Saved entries
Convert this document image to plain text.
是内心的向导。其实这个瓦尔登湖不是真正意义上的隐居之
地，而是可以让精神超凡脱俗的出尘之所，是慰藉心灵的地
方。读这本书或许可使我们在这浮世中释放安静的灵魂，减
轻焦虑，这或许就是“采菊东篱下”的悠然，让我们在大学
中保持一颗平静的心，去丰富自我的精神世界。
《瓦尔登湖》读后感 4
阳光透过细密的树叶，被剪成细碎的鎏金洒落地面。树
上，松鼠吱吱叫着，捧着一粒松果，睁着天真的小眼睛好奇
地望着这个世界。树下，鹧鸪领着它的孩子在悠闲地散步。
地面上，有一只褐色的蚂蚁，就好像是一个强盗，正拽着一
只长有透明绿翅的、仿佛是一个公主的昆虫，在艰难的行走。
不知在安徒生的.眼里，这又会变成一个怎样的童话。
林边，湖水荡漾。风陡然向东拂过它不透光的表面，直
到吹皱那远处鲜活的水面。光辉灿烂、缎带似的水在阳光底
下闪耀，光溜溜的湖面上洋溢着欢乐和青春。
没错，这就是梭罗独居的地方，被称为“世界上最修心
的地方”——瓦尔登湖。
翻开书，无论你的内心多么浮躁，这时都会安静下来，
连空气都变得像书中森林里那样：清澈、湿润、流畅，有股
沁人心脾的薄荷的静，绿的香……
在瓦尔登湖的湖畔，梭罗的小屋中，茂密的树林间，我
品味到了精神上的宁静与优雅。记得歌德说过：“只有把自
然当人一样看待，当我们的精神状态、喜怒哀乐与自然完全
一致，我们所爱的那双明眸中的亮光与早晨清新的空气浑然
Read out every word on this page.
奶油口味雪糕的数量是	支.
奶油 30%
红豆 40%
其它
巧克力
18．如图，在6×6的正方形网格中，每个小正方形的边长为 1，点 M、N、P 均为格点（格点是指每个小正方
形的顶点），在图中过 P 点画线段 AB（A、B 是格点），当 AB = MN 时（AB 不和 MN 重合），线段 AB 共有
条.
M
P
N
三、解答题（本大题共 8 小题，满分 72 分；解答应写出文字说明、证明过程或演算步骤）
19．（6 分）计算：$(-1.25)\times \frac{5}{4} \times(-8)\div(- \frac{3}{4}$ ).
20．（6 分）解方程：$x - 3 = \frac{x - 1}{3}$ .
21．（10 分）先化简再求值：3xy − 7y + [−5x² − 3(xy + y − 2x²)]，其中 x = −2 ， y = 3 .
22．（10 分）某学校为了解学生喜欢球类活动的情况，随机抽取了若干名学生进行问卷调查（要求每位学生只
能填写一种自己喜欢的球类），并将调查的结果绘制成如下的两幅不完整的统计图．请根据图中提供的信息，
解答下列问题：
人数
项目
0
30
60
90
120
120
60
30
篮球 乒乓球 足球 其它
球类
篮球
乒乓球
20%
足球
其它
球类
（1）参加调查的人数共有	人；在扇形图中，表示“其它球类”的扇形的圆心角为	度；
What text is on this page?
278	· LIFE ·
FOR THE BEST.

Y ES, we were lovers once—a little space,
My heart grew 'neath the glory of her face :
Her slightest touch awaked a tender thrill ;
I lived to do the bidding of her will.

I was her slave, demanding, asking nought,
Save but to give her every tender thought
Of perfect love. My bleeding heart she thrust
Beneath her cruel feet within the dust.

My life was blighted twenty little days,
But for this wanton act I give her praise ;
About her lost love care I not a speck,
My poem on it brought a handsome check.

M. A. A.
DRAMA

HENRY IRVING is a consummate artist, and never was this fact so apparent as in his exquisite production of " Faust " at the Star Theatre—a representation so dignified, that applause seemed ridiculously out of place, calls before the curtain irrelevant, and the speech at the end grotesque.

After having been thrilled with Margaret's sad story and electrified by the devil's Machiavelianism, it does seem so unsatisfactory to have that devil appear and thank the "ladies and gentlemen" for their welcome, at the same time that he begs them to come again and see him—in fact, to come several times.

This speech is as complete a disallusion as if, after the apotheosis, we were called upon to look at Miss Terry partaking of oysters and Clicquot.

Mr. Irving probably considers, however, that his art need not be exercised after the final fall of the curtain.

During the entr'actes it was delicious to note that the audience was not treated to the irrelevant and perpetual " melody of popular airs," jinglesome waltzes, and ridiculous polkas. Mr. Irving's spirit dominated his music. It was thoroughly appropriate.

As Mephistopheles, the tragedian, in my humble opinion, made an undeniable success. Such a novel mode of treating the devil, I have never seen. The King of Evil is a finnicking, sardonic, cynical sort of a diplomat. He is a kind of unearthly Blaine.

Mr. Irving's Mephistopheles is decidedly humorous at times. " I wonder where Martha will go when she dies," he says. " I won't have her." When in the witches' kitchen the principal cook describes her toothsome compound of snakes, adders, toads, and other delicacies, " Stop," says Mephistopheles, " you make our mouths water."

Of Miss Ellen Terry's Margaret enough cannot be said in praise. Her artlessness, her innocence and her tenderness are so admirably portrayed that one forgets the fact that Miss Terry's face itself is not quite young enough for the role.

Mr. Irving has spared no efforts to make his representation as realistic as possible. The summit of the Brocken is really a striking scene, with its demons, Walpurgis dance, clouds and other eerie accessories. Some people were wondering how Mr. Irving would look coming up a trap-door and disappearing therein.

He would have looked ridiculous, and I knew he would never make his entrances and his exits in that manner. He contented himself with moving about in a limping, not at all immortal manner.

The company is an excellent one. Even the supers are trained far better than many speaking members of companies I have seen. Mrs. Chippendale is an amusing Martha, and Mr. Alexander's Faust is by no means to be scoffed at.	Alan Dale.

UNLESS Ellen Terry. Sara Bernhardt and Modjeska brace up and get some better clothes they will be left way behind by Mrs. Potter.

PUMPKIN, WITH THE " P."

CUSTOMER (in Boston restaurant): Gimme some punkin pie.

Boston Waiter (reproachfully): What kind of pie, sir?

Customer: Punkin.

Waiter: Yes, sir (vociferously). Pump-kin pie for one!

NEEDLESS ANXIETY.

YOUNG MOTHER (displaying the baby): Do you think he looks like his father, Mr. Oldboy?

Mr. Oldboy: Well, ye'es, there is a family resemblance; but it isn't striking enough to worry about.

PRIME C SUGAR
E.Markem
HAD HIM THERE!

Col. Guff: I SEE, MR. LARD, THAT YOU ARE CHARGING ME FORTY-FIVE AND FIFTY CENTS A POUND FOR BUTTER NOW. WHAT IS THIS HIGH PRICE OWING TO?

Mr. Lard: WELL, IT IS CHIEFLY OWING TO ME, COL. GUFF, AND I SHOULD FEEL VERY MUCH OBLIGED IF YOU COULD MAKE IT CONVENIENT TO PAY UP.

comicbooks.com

- What you should do -
Reproduce the records above exactly as they appear.

- Solution -
Convert this document image to plain text.
是内心的向导。其实这个瓦尔登湖不是真正意义上的隐居之
地，而是可以让精神超凡脱俗的出尘之所，是慰藉心灵的地
方。读这本书或许可使我们在这浮世中释放安静的灵魂，减
轻焦虑，这或许就是“采菊东篱下”的悠然，让我们在大学
中保持一颗平静的心，去丰富自我的精神世界。
《瓦尔登湖》读后感 4
阳光透过细密的树叶，被剪成细碎的鎏金洒落地面。树
上，松鼠吱吱叫着，捧着一粒松果，睁着天真的小眼睛好奇
地望着这个世界。树下，鹧鸪领着它的孩子在悠闲地散步。
地面上，有一只褐色的蚂蚁，就好像是一个强盗，正拽着一
只长有透明绿翅的、仿佛是一个公主的昆虫，在艰难的行走。
不知在安徒生的.眼里，这又会变成一个怎样的童话。
林边，湖水荡漾。风陡然向东拂过它不透光的表面，直
到吹皱那远处鲜活的水面。光辉灿烂、缎带似的水在阳光底
下闪耀，光溜溜的湖面上洋溢着欢乐和青春。
没错，这就是梭罗独居的地方，被称为“世界上最修心
的地方”——瓦尔登湖。
翻开书，无论你的内心多么浮躁，这时都会安静下来，
连空气都变得像书中森林里那样：清澈、湿润、流畅，有股
沁人心脾的薄荷的静，绿的香……
在瓦尔登湖的湖畔，梭罗的小屋中，茂密的树林间，我
品味到了精神上的宁静与优雅。记得歌德说过：“只有把自
然当人一样看待，当我们的精神状态、喜怒哀乐与自然完全
一致，我们所爱的那双明眸中的亮光与早晨清新的空气浑然
Read out every word on this page.
奶油口味雪糕的数量是	支.
奶油 30%
红豆 40%
其它
巧克力
18．如图，在6×6的正方形网格中，每个小正方形的边长为 1，点 M、N、P 均为格点（格点是指每个小正方
形的顶点），在图中过 P 点画线段 AB（A、B 是格点），当 AB = MN 时（AB 不和 MN 重合），线段 AB 共有
条.
M
P
N
三、解答题（本大题共 8 小题，满分 72 分；解答应写出文字说明、证明过程或演算步骤）
19．（6 分）计算：$(-1.25)\times \frac{5}{4} \times(-8)\div(- \frac{3}{4}$ ).
20．（6 分）解方程：$x - 3 = \frac{x - 1}{3}$ .
21．（10 分）先化简再求值：3xy − 7y + [−5x² − 3(xy + y − 2x²)]，其中 x = −2 ， y = 3 .
22．（10 分）某学校为了解学生喜欢球类活动的情况，随机抽取了若干名学生进行问卷调查（要求每位学生只
能填写一种自己喜欢的球类），并将调查的结果绘制成如下的两幅不完整的统计图．请根据图中提供的信息，
解答下列问题：
人数
项目
0
30
60
90
120
120
60
30
篮球 乒乓球 足球 其它
球类
篮球
乒乓球
20%
足球
其它
球类
（1）参加调查的人数共有	人；在扇形图中，表示“其它球类”的扇形的圆心角为	度；
What text is on this page?
278	· LIFE ·
FOR THE BEST.

Y ES, we were lovers once—a little space,
My heart grew 'neath the glory of her face :
Her slightest touch awaked a tender thrill ;
I lived to do the bidding of her will.

I was her slave, demanding, asking nought,
Save but to give her every tender thought
Of perfect love. My bleeding heart she thrust
Beneath her cruel feet within the dust.

My life was blighted twenty little days,
But for this wanton act I give her praise ;
About her lost love care I not a speck,
My poem on it brought a handsome check.

M. A. A.
DRAMA

HENRY IRVING is a consummate artist, and never was this fact so apparent as in his exquisite production of " Faust " at the Star Theatre—a representation so dignified, that applause seemed ridiculously out of place, calls before the curtain irrelevant, and the speech at the end grotesque.

After having been thrilled with Margaret's sad story and electrified by the devil's Machiavelianism, it does seem so unsatisfactory to have that devil appear and thank the "ladies and gentlemen" for their welcome, at the same time that he begs them to come again and see him—in fact, to come several times.

This speech is as complete a disallusion as if, after the apotheosis, we were called upon to look at Miss Terry partaking of oysters and Clicquot.

Mr. Irving probably considers, however, that his art need not be exercised after the final fall of the curtain.

During the entr'actes it was delicious to note that the audience was not treated to the irrelevant and perpetual " melody of popular airs," jinglesome waltzes, and ridiculous polkas. Mr. Irving's spirit dominated his music. It was thoroughly appropriate.

As Mephistopheles, the tragedian, in my humble opinion, made an undeniable success. Such a novel mode of treating the devil, I have never seen. The King of Evil is a finnicking, sardonic, cynical sort of a diplomat. He is a kind of unearthly Blaine.

Mr. Irving's Mephistopheles is decidedly humorous at times. " I wonder where Martha will go when she dies," he says. " I won't have her." When in the witches' kitchen the principal cook describes her toothsome compound of snakes, adders, toads, and other delicacies, " Stop," says Mephistopheles, " you make our mouths water."

Of Miss Ellen Terry's Margaret enough cannot be said in praise. Her artlessness, her innocence and her tenderness are so admirably portrayed that one forgets the fact that Miss Terry's face itself is not quite young enough for the role.

Mr. Irving has spared no efforts to make his representation as realistic as possible. The summit of the Brocken is really a striking scene, with its demons, Walpurgis dance, clouds and other eerie accessories. Some people were wondering how Mr. Irving would look coming up a trap-door and disappearing therein.

He would have looked ridiculous, and I knew he would never make his entrances and his exits in that manner. He contented himself with moving about in a limping, not at all immortal manner.

The company is an excellent one. Even the supers are trained far better than many speaking members of companies I have seen. Mrs. Chippendale is an amusing Martha, and Mr. Alexander's Faust is by no means to be scoffed at.	Alan Dale.

UNLESS Ellen Terry. Sara Bernhardt and Modjeska brace up and get some better clothes they will be left way behind by Mrs. Potter.

PUMPKIN, WITH THE " P."

CUSTOMER (in Boston restaurant): Gimme some punkin pie.

Boston Waiter (reproachfully): What kind of pie, sir?

Customer: Punkin.

Waiter: Yes, sir (vociferously). Pump-kin pie for one!

NEEDLESS ANXIETY.

YOUNG MOTHER (displaying the baby): Do you think he looks like his father, Mr. Oldboy?

Mr. Oldboy: Well, ye'es, there is a family resemblance; but it isn't striking enough to worry about.

PRIME C SUGAR
E.Markem
HAD HIM THERE!

Col. Guff: I SEE, MR. LARD, THAT YOU ARE CHARGING ME FORTY-FIVE AND FIFTY CENTS A POUND FOR BUTTER NOW. WHAT IS THIS HIGH PRICE OWING TO?

Mr. Lard: WELL, IT IS CHIEFLY OWING TO ME, COL. GUFF, AND I SHOULD FEEL VERY MUCH OBLIGED IF YOU COULD MAKE IT CONVENIENT TO PAY UP.

comicbooks.com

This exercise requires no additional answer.